→ Data shown
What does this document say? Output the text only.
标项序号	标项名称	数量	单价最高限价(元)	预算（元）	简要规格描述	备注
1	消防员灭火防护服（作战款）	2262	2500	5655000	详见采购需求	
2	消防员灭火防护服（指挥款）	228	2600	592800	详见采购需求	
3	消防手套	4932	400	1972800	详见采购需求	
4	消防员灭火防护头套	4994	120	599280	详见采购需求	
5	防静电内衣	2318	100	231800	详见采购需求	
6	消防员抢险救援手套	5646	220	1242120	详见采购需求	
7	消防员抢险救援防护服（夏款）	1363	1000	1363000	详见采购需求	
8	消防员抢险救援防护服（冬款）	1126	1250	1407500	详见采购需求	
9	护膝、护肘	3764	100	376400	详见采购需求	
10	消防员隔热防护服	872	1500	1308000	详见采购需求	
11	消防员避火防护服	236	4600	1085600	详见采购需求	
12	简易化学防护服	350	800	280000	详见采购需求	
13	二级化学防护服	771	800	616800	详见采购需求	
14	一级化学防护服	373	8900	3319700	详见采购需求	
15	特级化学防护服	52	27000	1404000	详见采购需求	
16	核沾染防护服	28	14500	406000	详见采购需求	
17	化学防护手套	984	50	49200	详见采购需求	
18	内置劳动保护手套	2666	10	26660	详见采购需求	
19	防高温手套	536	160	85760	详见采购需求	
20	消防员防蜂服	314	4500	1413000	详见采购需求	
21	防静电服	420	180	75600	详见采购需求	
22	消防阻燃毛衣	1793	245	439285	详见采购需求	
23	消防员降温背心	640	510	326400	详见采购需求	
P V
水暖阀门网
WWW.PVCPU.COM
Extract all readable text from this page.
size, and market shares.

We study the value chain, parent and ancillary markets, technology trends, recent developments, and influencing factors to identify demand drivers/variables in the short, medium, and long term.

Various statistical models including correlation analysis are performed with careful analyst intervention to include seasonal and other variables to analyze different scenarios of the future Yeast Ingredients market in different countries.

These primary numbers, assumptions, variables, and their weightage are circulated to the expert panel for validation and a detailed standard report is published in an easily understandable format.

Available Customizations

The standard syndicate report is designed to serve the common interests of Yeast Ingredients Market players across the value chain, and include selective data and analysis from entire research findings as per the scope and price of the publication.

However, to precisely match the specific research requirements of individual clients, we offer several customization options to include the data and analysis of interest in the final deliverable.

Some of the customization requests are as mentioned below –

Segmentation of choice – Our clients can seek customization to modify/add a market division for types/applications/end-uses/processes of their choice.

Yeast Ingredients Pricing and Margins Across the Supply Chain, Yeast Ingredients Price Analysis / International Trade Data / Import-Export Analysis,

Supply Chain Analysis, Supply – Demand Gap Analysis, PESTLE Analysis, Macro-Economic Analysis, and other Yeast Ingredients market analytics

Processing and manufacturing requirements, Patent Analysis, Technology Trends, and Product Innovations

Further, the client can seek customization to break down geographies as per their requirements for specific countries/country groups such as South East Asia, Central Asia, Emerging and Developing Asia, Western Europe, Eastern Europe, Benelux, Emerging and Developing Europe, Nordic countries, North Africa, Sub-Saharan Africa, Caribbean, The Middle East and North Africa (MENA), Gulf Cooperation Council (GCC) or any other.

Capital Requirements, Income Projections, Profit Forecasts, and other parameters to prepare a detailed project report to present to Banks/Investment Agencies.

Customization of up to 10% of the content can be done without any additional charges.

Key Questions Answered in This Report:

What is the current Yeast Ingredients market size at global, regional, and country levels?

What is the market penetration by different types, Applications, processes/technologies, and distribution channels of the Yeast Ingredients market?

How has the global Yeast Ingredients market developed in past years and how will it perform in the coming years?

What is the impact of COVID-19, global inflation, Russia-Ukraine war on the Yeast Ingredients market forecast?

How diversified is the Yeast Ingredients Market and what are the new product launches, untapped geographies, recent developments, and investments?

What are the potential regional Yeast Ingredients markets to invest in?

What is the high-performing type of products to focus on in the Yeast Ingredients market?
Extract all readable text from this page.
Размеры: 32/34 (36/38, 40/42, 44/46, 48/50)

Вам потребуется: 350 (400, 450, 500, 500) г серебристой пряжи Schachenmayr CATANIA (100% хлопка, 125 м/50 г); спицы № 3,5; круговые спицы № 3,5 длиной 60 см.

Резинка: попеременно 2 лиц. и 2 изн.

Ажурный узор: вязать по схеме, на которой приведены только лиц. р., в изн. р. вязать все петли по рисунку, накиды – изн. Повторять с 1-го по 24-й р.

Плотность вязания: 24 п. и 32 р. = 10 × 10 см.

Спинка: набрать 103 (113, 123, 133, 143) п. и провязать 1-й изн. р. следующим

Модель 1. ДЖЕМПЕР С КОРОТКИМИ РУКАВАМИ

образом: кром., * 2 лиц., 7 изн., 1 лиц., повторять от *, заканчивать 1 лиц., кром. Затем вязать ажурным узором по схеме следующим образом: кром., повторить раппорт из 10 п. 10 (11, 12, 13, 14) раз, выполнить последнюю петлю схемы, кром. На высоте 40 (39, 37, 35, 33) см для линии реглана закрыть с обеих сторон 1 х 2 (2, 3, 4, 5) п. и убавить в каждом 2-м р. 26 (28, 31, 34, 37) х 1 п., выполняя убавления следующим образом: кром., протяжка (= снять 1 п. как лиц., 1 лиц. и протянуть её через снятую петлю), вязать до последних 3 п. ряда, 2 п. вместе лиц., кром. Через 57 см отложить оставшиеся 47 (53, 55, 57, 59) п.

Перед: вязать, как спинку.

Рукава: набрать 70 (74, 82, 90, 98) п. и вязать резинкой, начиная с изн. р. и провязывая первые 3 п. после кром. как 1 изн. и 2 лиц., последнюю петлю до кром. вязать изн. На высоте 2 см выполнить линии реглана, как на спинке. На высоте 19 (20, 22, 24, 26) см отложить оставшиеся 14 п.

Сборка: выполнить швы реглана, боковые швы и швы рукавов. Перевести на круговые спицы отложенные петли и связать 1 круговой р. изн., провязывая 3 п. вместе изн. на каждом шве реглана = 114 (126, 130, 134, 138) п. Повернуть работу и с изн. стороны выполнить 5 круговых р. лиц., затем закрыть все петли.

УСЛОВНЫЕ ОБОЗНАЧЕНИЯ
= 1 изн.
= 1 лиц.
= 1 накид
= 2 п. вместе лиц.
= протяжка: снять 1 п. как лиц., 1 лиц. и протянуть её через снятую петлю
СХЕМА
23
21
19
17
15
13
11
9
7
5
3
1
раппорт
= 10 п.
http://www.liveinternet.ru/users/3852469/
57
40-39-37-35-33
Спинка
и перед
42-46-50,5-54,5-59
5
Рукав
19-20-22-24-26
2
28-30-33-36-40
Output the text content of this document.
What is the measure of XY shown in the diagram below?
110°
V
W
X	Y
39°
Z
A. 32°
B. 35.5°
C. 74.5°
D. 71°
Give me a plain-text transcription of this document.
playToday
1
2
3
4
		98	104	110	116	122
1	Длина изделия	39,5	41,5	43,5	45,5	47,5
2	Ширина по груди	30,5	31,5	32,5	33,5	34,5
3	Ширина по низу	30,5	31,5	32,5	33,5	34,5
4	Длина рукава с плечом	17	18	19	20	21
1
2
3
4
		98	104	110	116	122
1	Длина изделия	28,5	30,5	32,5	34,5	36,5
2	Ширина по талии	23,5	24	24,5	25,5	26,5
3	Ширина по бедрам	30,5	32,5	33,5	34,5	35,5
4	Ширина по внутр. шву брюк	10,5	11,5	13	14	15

→ Written request
Please set down the whole listing above without altering a single line.

→ The solution
What does this document say? Output the text only.
标项序号	标项名称	数量	单价最高限价(元)	预算（元）	简要规格描述	备注
1	消防员灭火防护服（作战款）	2262	2500	5655000	详见采购需求	
2	消防员灭火防护服（指挥款）	228	2600	592800	详见采购需求	
3	消防手套	4932	400	1972800	详见采购需求	
4	消防员灭火防护头套	4994	120	599280	详见采购需求	
5	防静电内衣	2318	100	231800	详见采购需求	
6	消防员抢险救援手套	5646	220	1242120	详见采购需求	
7	消防员抢险救援防护服（夏款）	1363	1000	1363000	详见采购需求	
8	消防员抢险救援防护服（冬款）	1126	1250	1407500	详见采购需求	
9	护膝、护肘	3764	100	376400	详见采购需求	
10	消防员隔热防护服	872	1500	1308000	详见采购需求	
11	消防员避火防护服	236	4600	1085600	详见采购需求	
12	简易化学防护服	350	800	280000	详见采购需求	
13	二级化学防护服	771	800	616800	详见采购需求	
14	一级化学防护服	373	8900	3319700	详见采购需求	
15	特级化学防护服	52	27000	1404000	详见采购需求	
16	核沾染防护服	28	14500	406000	详见采购需求	
17	化学防护手套	984	50	49200	详见采购需求	
18	内置劳动保护手套	2666	10	26660	详见采购需求	
19	防高温手套	536	160	85760	详见采购需求	
20	消防员防蜂服	314	4500	1413000	详见采购需求	
21	防静电服	420	180	75600	详见采购需求	
22	消防阻燃毛衣	1793	245	439285	详见采购需求	
23	消防员降温背心	640	510	326400	详见采购需求	
P V
水暖阀门网
WWW.PVCPU.COM
Extract all readable text from this page.
size, and market shares.

We study the value chain, parent and ancillary markets, technology trends, recent developments, and influencing factors to identify demand drivers/variables in the short, medium, and long term.

Various statistical models including correlation analysis are performed with careful analyst intervention to include seasonal and other variables to analyze different scenarios of the future Yeast Ingredients market in different countries.

These primary numbers, assumptions, variables, and their weightage are circulated to the expert panel for validation and a detailed standard report is published in an easily understandable format.

Available Customizations

The standard syndicate report is designed to serve the common interests of Yeast Ingredients Market players across the value chain, and include selective data and analysis from entire research findings as per the scope and price of the publication.

However, to precisely match the specific research requirements of individual clients, we offer several customization options to include the data and analysis of interest in the final deliverable.

Some of the customization requests are as mentioned below –

Segmentation of choice – Our clients can seek customization to modify/add a market division for types/applications/end-uses/processes of their choice.

Yeast Ingredients Pricing and Margins Across the Supply Chain, Yeast Ingredients Price Analysis / International Trade Data / Import-Export Analysis,

Supply Chain Analysis, Supply – Demand Gap Analysis, PESTLE Analysis, Macro-Economic Analysis, and other Yeast Ingredients market analytics

Processing and manufacturing requirements, Patent Analysis, Technology Trends, and Product Innovations

Further, the client can seek customization to break down geographies as per their requirements for specific countries/country groups such as South East Asia, Central Asia, Emerging and Developing Asia, Western Europe, Eastern Europe, Benelux, Emerging and Developing Europe, Nordic countries, North Africa, Sub-Saharan Africa, Caribbean, The Middle East and North Africa (MENA), Gulf Cooperation Council (GCC) or any other.

Capital Requirements, Income Projections, Profit Forecasts, and other parameters to prepare a detailed project report to present to Banks/Investment Agencies.

Customization of up to 10% of the content can be done without any additional charges.

Key Questions Answered in This Report:

What is the current Yeast Ingredients market size at global, regional, and country levels?

What is the market penetration by different types, Applications, processes/technologies, and distribution channels of the Yeast Ingredients market?

How has the global Yeast Ingredients market developed in past years and how will it perform in the coming years?

What is the impact of COVID-19, global inflation, Russia-Ukraine war on the Yeast Ingredients market forecast?

How diversified is the Yeast Ingredients Market and what are the new product launches, untapped geographies, recent developments, and investments?

What are the potential regional Yeast Ingredients markets to invest in?

What is the high-performing type of products to focus on in the Yeast Ingredients market?
Extract all readable text from this page.
Размеры: 32/34 (36/38, 40/42, 44/46, 48/50)

Вам потребуется: 350 (400, 450, 500, 500) г серебристой пряжи Schachenmayr CATANIA (100% хлопка, 125 м/50 г); спицы № 3,5; круговые спицы № 3,5 длиной 60 см.

Резинка: попеременно 2 лиц. и 2 изн.

Ажурный узор: вязать по схеме, на которой приведены только лиц. р., в изн. р. вязать все петли по рисунку, накиды – изн. Повторять с 1-го по 24-й р.

Плотность вязания: 24 п. и 32 р. = 10 × 10 см.

Спинка: набрать 103 (113, 123, 133, 143) п. и провязать 1-й изн. р. следующим

Модель 1. ДЖЕМПЕР С КОРОТКИМИ РУКАВАМИ

образом: кром., * 2 лиц., 7 изн., 1 лиц., повторять от *, заканчивать 1 лиц., кром. Затем вязать ажурным узором по схеме следующим образом: кром., повторить раппорт из 10 п. 10 (11, 12, 13, 14) раз, выполнить последнюю петлю схемы, кром. На высоте 40 (39, 37, 35, 33) см для линии реглана закрыть с обеих сторон 1 х 2 (2, 3, 4, 5) п. и убавить в каждом 2-м р. 26 (28, 31, 34, 37) х 1 п., выполняя убавления следующим образом: кром., протяжка (= снять 1 п. как лиц., 1 лиц. и протянуть её через снятую петлю), вязать до последних 3 п. ряда, 2 п. вместе лиц., кром. Через 57 см отложить оставшиеся 47 (53, 55, 57, 59) п.

Перед: вязать, как спинку.

Рукава: набрать 70 (74, 82, 90, 98) п. и вязать резинкой, начиная с изн. р. и провязывая первые 3 п. после кром. как 1 изн. и 2 лиц., последнюю петлю до кром. вязать изн. На высоте 2 см выполнить линии реглана, как на спинке. На высоте 19 (20, 22, 24, 26) см отложить оставшиеся 14 п.

Сборка: выполнить швы реглана, боковые швы и швы рукавов. Перевести на круговые спицы отложенные петли и связать 1 круговой р. изн., провязывая 3 п. вместе изн. на каждом шве реглана = 114 (126, 130, 134, 138) п. Повернуть работу и с изн. стороны выполнить 5 круговых р. лиц., затем закрыть все петли.

УСЛОВНЫЕ ОБОЗНАЧЕНИЯ
= 1 изн.
= 1 лиц.
= 1 накид
= 2 п. вместе лиц.
= протяжка: снять 1 п. как лиц., 1 лиц. и протянуть её через снятую петлю
СХЕМА
23
21
19
17
15
13
11
9
7
5
3
1
раппорт
= 10 п.
http://www.liveinternet.ru/users/3852469/
57
40-39-37-35-33
Спинка
и перед
42-46-50,5-54,5-59
5
Рукав
19-20-22-24-26
2
28-30-33-36-40
Output the text content of this document.
What is the measure of XY shown in the diagram below?
110°
V
W
X	Y
39°
Z
A. 32°
B. 35.5°
C. 74.5°
D. 71°
Give me a plain-text transcription of this document.
playToday
1
2
3
4
		98	104	110	116	122
1	Длина изделия	39,5	41,5	43,5	45,5	47,5
2	Ширина по груди	30,5	31,5	32,5	33,5	34,5
3	Ширина по низу	30,5	31,5	32,5	33,5	34,5
4	Длина рукава с плечом	17	18	19	20	21
1
2
3
4
		98	104	110	116	122
1	Длина изделия	28,5	30,5	32,5	34,5	36,5
2	Ширина по талии	23,5	24	24,5	25,5	26,5
3	Ширина по бедрам	30,5	32,5	33,5	34,5	35,5
4	Ширина по внутр. шву брюк	10,5	11,5	13	14	15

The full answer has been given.